КРАТКОЕ ЗАДАНИЕ 1
Переведите на английский язык следующее предложение из текста о Зоологическом музее, приведенного ниже: «В московском Зоологическом музее очень много живописи».
КРАТКОЕ ЗАДАНИЕ 2
Продолжите приведенный ниже текст о Зоологическом музее, начиная сразу после его последнего предложения.

:: ФРАГМЕНТ ТЕКСТА ::

Ересь

Алекс Булдаков

Urbanfaunalab.org, 2014
Иллюстрации Алекс Булдаков, dolgov.vcsi.ru, Dyas Chymica Tripartita (1965)

В московском Зоологическом музее очень много живописи. Кажется, ни в одном другом научном музее столько нет. Над витринами сотни изображений биологических видов в естественной среде и портретов ученых. Свободного места на стенах почти не осталось, как будто экспозиционеры поставили задачу заполнить все пустое пространство под высокими потолками. Картины выполнены в манере советского реализма, пыльные, похожие на ископаемые артефакты, свидетельства другого времени (и другого места).

- Времени расцвета индустрии социалистического реализма. (И места, огромной территории, которую надо было под завязку наполнить политически корректными образами.)

- Времени, когда учения Маркса и Дарвина взаимовыгодно дополняли друг друга. Теория естественного отбора на службе у государственных интеллектуалов придавала некоторую естественность борьбе за светлое будущее, и, таким образом, обретала политическое значение. (И благодатного места, озаряемого светом истины, обетованного островка поcреди тьмы внешней, где был плачь и скрежет зубовный.)

Время прошло. (Место изменилось.) Маркс с Дарвином больше не дружат как раньше. Истинные учения множатся и конкурируют между собой за возможность озарять. А что будет дальше никто не знает, потому что будущее непредсказуемо.

Примерно такие мысли посетили меня на выставке Ильи Долгова «Азой» в Зоологическом музее (того самого Долгова, который выпускает «Лесную газету»).

Я увидел две роли искусства в естественнонаучном музее. Живопись на стенах играла вспомогательно-декоративную роль. Хочется даже сказать спортивно-развлекательную. Картины, хоть и забавляют своей наивностью, но лишены видения, как будто школьные физруки их рисовали. На их фоне выставка Долгова мало чем отличается от регулярной экспозиции музея. И посыл во многом схожий. Он, также как и зоологи, исходит из предположения что любой организм надо рассматривать в непрерывной пространственно-временной связи со всеми остальными организмами.

:::
:: ПРЕДСТАВЛЕННЫЕ ДАННЫЕ ::

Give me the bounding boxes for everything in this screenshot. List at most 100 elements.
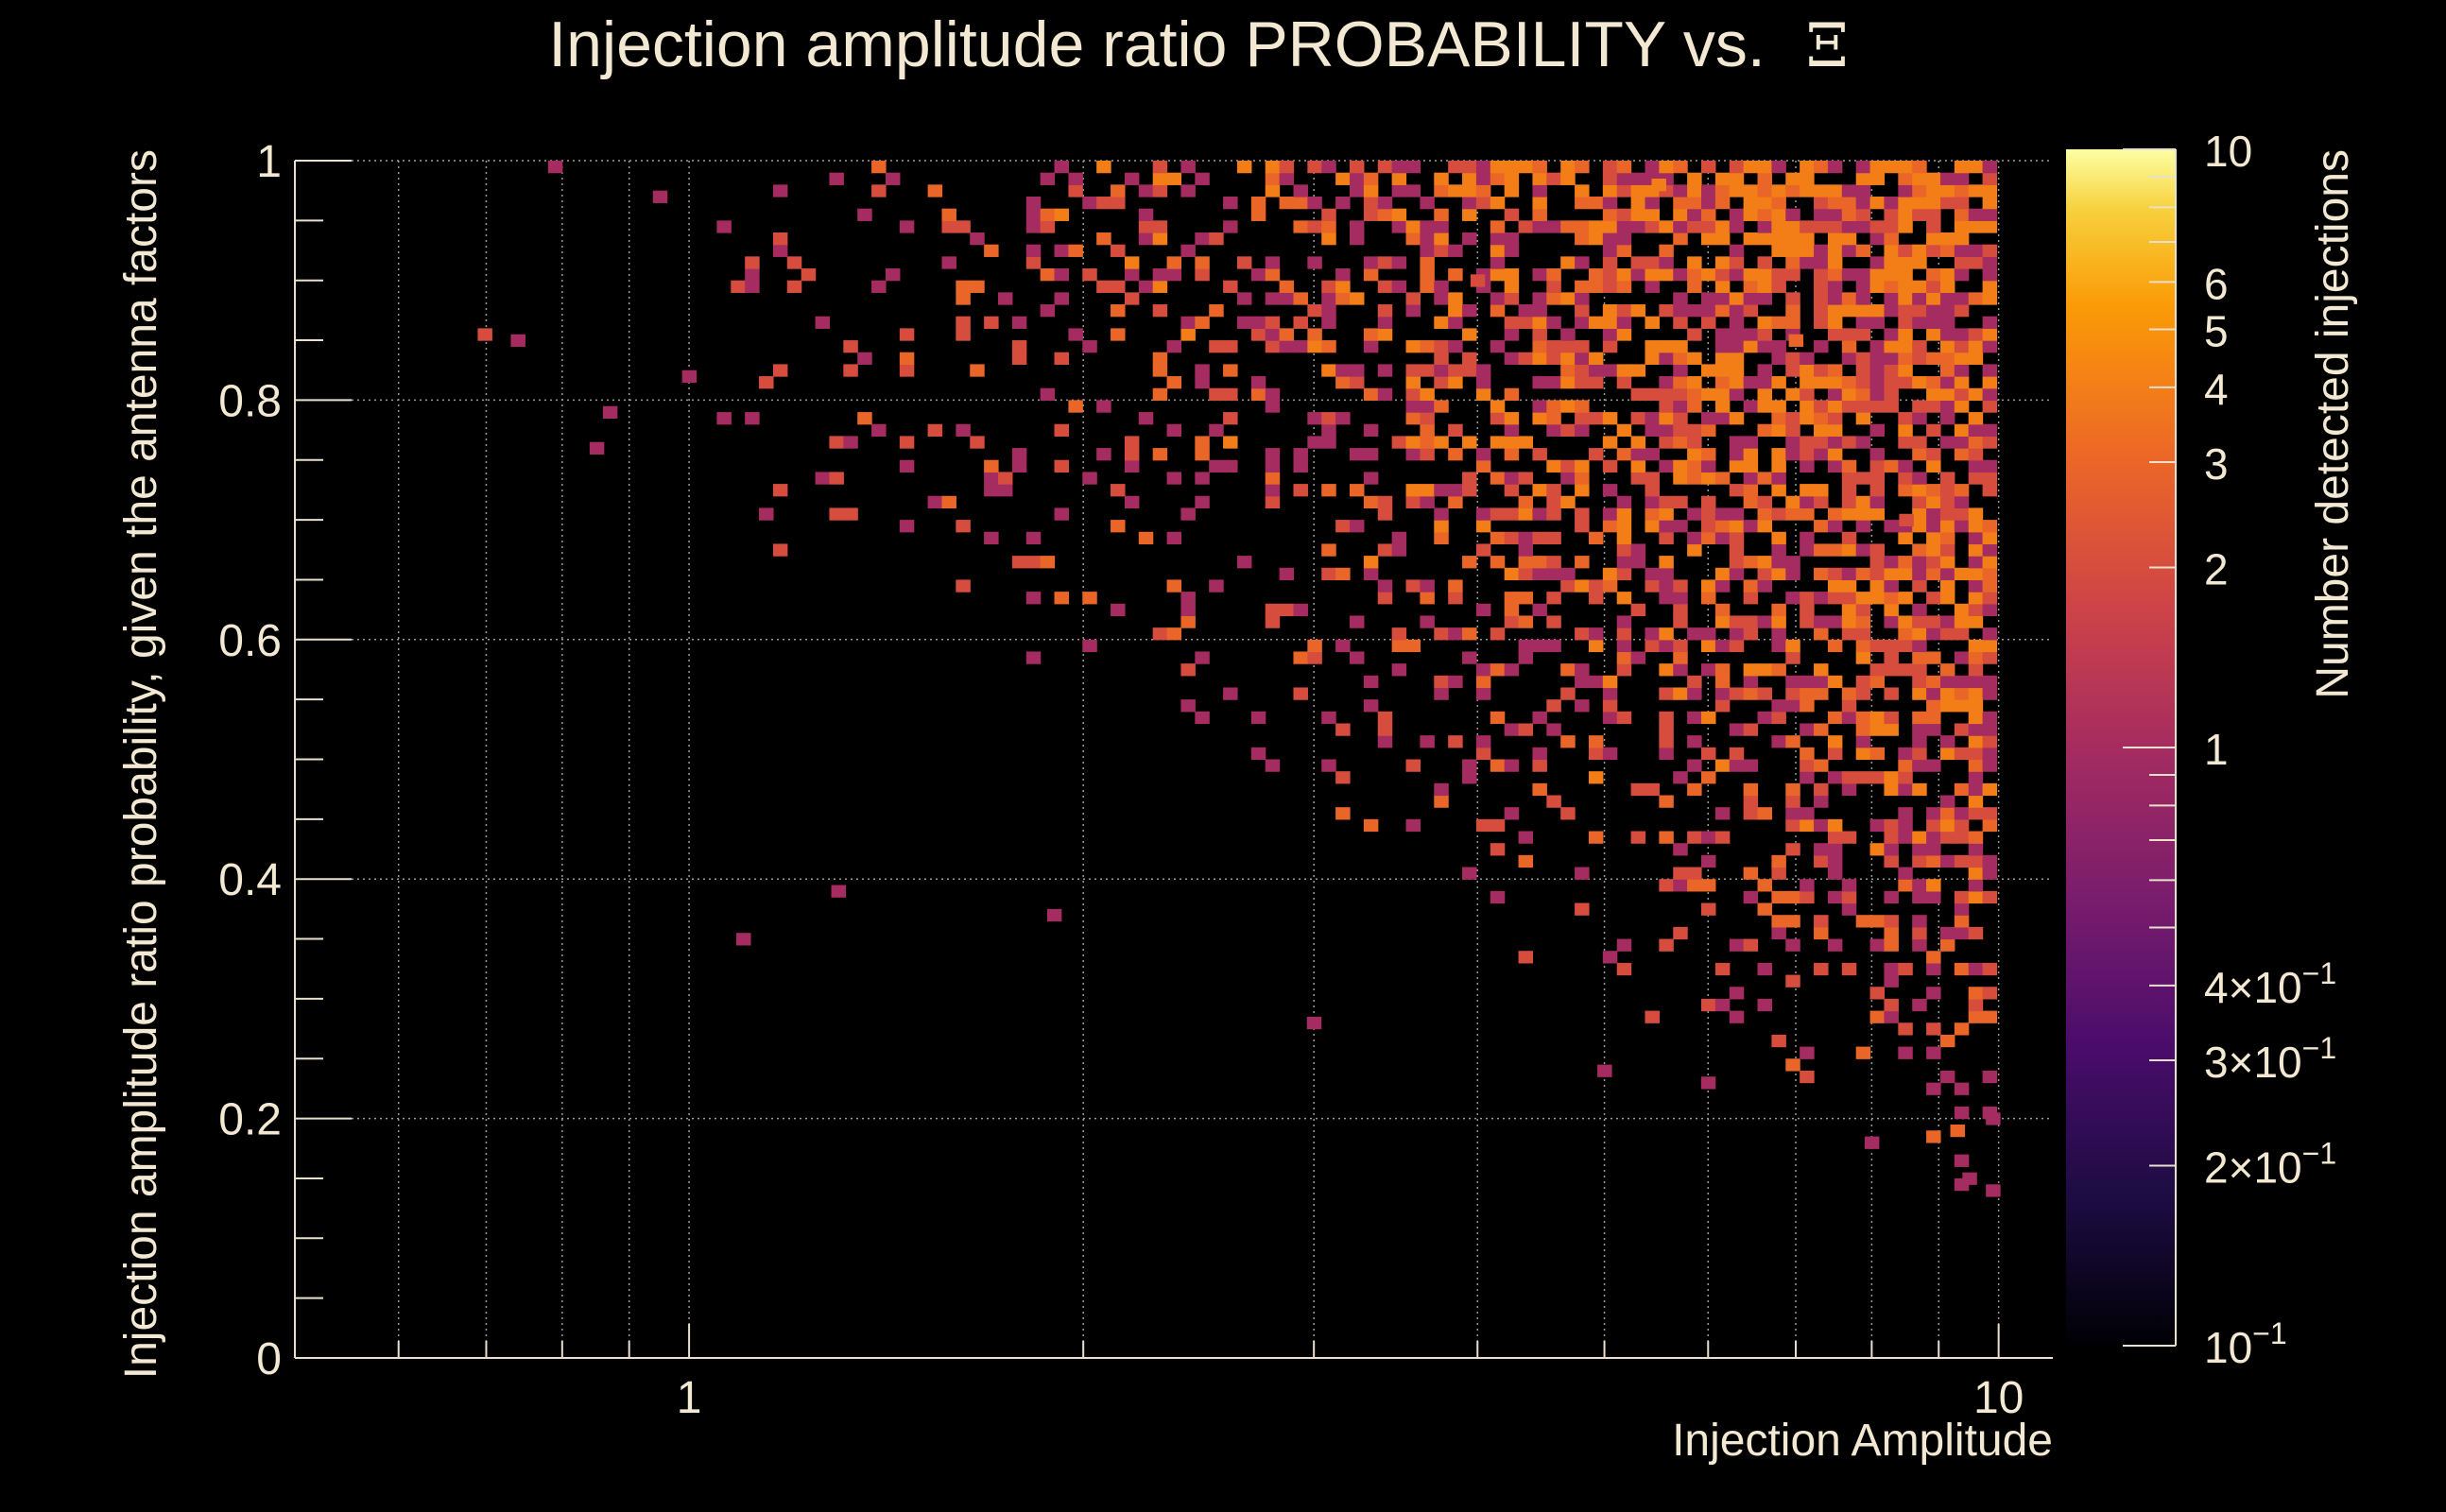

:::

ОТВЕТ 1
There is a great deal of painting in the Moscow Zoological Museum.

ОТВЕТ 2
Так, например, существует непрерывный ряд маленьких шагов, ведущих по “генеалогическому древу эволюции” от насекомого, скажем, жука-оленя, до млекопитающего, допустим, оленя. Начиная с жука, можно составить такую последовательность животных, близких к предыдущему члену последовательности как к родному брату, которая достигла бы высшей точки в олене. Это возможно при условии, что и насекомое, и млекопитающее имеют общего предка, хотя бы и очень далёкого. Для Долгова таким первопредком, началом формообразования, первопричиной и питательным бульоном является вымышленная эпоха Азой (а - приставка отрицания, ζωή от др. греч. — «животное», «живое существо», хотя автор не указывает этимологию). Современное многообразие форм - живых и неживых - произошло от Азоя. Таким образом, Азой неявно присутствует в каждом и повсюду. Долгов пытается разглядеть далеких предков, Азоидов, в оркужающей нас повседневности. Другими словами, пытается найти универсальные законы формообразования.

Но в отличие от ученых, занимающихся в тем же самым, Долгов пренебрегает научной точностью метода. Он также как Дарси Томпсон прослеживает трансформации очертаний жука-оленя в очертания оленя, но не использует для этого миллиметровку и логарифмическую линейку. Также как Рене Том отсеивает зерна устойчивости от плевел катастроф, но без дифференциальной топологии. (Мне было бы интересно посмотреть на художника-дифференциального тополога. Но вряд ли такой громозкий аппарат найдет понимание у публики, да и у менеджеров современного искусства, по крайней мере сейчас. Самое близкое - это работа оператором грасхоппера в сфере дизайна интерьеров.) Долгов, к счастью или к несчастью, презирает математику и точные приборы. Его взамоотношения с объектом исследования ничем не опосредованы, Азой имманентно присутствует в нем самом и в окружающей его повседневности. Он представляет начало биологической жизни не как сухую математическую абстракцию, а как коллекцию найденных артефактов и вырванных им из повседневности минималистских конструкций. Только исследовательская интуиция подсказывает Долгову на что обратить внимание и что выбрать для субъективной архивации.

Можно сказать, что рабочий инструмент Долгова — phenomenal self model, а он сам «супер-ученый Мэри», покинувший ахроматический бункер верифицируемого знания.

В строго научном смысле, Долгов шарлатан и еретик, паразитирующий на научном прогрессе. Подобная антинаучная ересь, полученная на основе оптических иллюзий, была популярна XVII веке. Многое из трудов Гука, Ливенгука и других впоследствии было признано ошибкой.

Ученый, напряженно всматривающеийся, распознающий в явлениях природы регулярное и понятное, часто оборачивается шарлатаном, заблуждающимся исследователем. Его ошибки становятся его вкладом в науку. Несоответствие между данными наблюдения и вычисления неизбежно, оно является постоянной особенностью физических наук.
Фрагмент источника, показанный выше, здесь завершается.